Items from a dataset:
------

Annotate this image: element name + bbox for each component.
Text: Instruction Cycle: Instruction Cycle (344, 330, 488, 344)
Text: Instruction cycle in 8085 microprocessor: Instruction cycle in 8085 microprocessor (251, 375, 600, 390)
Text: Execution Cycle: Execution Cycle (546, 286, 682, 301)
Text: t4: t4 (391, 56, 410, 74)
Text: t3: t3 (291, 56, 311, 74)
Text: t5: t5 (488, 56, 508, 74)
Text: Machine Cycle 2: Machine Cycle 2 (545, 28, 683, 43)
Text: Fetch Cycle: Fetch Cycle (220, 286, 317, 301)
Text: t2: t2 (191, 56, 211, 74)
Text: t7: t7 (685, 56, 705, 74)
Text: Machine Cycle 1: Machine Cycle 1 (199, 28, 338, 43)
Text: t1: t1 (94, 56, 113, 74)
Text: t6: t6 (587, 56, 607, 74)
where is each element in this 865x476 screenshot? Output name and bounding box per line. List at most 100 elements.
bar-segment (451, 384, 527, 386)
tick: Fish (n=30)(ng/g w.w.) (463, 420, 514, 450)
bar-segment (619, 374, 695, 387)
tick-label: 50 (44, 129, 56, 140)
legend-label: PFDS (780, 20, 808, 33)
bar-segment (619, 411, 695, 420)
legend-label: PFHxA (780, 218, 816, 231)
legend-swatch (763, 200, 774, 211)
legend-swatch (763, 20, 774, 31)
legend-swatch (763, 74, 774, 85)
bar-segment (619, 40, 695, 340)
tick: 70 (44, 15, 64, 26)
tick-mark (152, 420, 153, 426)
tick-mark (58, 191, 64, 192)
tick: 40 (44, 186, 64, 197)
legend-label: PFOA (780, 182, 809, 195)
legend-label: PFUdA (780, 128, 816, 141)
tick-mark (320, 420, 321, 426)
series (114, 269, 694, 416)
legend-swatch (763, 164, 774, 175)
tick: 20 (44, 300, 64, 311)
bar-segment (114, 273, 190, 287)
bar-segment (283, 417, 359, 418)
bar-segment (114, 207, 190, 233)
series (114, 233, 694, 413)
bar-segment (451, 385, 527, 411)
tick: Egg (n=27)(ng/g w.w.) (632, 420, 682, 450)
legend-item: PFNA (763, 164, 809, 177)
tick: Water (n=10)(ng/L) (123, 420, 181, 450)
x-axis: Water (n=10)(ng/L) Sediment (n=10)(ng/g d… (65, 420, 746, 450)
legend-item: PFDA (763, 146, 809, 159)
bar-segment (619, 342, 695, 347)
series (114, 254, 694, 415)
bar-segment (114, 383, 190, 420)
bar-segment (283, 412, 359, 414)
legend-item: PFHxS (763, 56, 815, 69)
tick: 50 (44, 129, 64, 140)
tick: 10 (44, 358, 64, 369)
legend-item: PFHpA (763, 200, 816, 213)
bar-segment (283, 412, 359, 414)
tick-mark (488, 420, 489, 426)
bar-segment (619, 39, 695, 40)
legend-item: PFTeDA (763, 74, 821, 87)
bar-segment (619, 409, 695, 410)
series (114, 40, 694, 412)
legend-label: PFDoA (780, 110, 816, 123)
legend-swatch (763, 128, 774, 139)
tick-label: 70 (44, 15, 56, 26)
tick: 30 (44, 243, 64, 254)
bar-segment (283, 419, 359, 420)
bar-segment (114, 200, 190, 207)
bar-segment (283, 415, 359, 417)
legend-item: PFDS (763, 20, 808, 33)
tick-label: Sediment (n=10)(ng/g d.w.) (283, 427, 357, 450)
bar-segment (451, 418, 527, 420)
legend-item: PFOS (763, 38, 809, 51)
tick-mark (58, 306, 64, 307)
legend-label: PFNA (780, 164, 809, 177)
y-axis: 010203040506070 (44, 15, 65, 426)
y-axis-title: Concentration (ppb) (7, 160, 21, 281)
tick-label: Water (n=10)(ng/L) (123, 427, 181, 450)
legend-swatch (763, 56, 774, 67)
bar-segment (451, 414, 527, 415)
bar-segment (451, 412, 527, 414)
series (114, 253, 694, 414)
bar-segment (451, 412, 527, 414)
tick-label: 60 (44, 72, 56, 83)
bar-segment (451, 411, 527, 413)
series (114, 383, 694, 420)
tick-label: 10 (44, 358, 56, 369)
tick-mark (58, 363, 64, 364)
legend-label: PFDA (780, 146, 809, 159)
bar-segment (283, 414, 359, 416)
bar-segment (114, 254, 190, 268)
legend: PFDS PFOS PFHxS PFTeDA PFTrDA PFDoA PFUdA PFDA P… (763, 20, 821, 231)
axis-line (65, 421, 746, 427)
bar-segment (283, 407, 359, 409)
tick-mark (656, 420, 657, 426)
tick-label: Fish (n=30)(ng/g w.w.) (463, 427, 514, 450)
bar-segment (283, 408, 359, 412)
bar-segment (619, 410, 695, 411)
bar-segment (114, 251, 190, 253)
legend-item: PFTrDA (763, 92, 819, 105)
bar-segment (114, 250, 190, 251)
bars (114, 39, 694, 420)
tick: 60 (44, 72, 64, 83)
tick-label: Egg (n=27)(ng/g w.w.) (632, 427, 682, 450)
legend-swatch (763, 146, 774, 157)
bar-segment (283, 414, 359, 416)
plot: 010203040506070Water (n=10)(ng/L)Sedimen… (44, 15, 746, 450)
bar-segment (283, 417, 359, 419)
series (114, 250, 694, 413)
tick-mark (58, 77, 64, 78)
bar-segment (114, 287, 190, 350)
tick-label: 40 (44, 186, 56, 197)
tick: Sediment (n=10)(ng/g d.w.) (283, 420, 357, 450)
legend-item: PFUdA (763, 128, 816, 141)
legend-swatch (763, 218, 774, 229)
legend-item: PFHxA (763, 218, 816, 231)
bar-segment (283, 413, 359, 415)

------

What you are asked to do:
Copy the items above word for word, from the first line through the line containing "bar-segment (619, 409, 695, 410)", including both of those lines.

Solution for this exercise:
Annotate this image: element name + bbox for each component.
Text: Instruction Cycle: Instruction Cycle (344, 330, 488, 344)
Text: Instruction cycle in 8085 microprocessor: Instruction cycle in 8085 microprocessor (251, 375, 600, 390)
Text: Execution Cycle: Execution Cycle (546, 286, 682, 301)
Text: t4: t4 (391, 56, 410, 74)
Text: t3: t3 (291, 56, 311, 74)
Text: t5: t5 (488, 56, 508, 74)
Text: Machine Cycle 2: Machine Cycle 2 (545, 28, 683, 43)
Text: Fetch Cycle: Fetch Cycle (220, 286, 317, 301)
Text: t2: t2 (191, 56, 211, 74)
Text: t7: t7 (685, 56, 705, 74)
Text: Machine Cycle 1: Machine Cycle 1 (199, 28, 338, 43)
Text: t1: t1 (94, 56, 113, 74)
Text: t6: t6 (587, 56, 607, 74)
where is each element in this 865x476 screenshot? Output name and bounding box per line. List at most 100 elements.
bar-segment (451, 384, 527, 386)
tick: Fish (n=30)(ng/g w.w.) (463, 420, 514, 450)
bar-segment (619, 374, 695, 387)
tick-label: 50 (44, 129, 56, 140)
legend-label: PFDS (780, 20, 808, 33)
bar-segment (619, 411, 695, 420)
legend-label: PFHxA (780, 218, 816, 231)
legend-swatch (763, 200, 774, 211)
legend-swatch (763, 20, 774, 31)
legend-swatch (763, 74, 774, 85)
bar-segment (619, 40, 695, 340)
tick: 70 (44, 15, 64, 26)
tick-mark (152, 420, 153, 426)
tick-mark (58, 191, 64, 192)
tick: 40 (44, 186, 64, 197)
legend-label: PFOA (780, 182, 809, 195)
legend-label: PFUdA (780, 128, 816, 141)
tick-mark (320, 420, 321, 426)
series (114, 269, 694, 416)
legend-swatch (763, 164, 774, 175)
tick: 20 (44, 300, 64, 311)
bar-segment (114, 273, 190, 287)
bar-segment (283, 417, 359, 418)
bar-segment (114, 207, 190, 233)
series (114, 233, 694, 413)
bar-segment (451, 385, 527, 411)
tick: Egg (n=27)(ng/g w.w.) (632, 420, 682, 450)
legend-item: PFNA (763, 164, 809, 177)
tick: Water (n=10)(ng/L) (123, 420, 181, 450)
x-axis: Water (n=10)(ng/L) Sediment (n=10)(ng/g d… (65, 420, 746, 450)
legend-item: PFDA (763, 146, 809, 159)
bar-segment (619, 342, 695, 347)
series (114, 254, 694, 415)
bar-segment (114, 383, 190, 420)
bar-segment (283, 412, 359, 414)
legend-item: PFHxS (763, 56, 815, 69)
tick: 50 (44, 129, 64, 140)
tick: 10 (44, 358, 64, 369)
legend-item: PFHpA (763, 200, 816, 213)
bar-segment (283, 412, 359, 414)
tick-mark (488, 420, 489, 426)
bar-segment (619, 39, 695, 40)
legend-item: PFTeDA (763, 74, 821, 87)
bar-segment (619, 409, 695, 410)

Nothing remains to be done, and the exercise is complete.